==== Stored records ====

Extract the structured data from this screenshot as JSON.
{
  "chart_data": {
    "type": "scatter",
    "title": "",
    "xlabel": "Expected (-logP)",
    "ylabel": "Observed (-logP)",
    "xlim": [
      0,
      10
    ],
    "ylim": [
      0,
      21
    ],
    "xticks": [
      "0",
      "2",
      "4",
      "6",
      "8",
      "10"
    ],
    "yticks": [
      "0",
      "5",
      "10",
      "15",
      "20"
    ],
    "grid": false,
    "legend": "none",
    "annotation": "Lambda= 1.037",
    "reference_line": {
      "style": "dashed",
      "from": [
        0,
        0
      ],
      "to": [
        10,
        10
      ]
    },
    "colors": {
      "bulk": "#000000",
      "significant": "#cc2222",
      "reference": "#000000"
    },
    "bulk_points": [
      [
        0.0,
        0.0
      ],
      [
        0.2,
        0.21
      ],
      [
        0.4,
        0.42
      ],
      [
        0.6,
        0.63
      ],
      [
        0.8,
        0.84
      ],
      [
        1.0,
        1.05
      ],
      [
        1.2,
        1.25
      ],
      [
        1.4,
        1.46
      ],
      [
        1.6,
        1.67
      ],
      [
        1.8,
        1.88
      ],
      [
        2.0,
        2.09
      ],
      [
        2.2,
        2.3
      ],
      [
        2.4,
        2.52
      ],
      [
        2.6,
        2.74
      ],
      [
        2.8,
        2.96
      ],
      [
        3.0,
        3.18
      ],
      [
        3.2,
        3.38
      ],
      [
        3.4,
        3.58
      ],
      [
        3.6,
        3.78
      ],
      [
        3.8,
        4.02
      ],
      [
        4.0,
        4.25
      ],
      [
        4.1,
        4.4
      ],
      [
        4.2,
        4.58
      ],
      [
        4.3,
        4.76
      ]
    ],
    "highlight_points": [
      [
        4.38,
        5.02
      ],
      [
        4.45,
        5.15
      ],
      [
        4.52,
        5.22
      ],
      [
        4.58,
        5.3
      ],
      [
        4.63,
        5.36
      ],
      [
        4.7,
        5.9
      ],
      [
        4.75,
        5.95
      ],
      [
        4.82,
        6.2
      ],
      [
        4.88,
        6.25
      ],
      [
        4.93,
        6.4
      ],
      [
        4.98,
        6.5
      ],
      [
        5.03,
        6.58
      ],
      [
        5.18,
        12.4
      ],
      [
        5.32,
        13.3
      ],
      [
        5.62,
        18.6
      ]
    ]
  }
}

====

> Problem:
Report how many lines in the data include the word "from", and give nothing but the count.

> Exercise solution:
2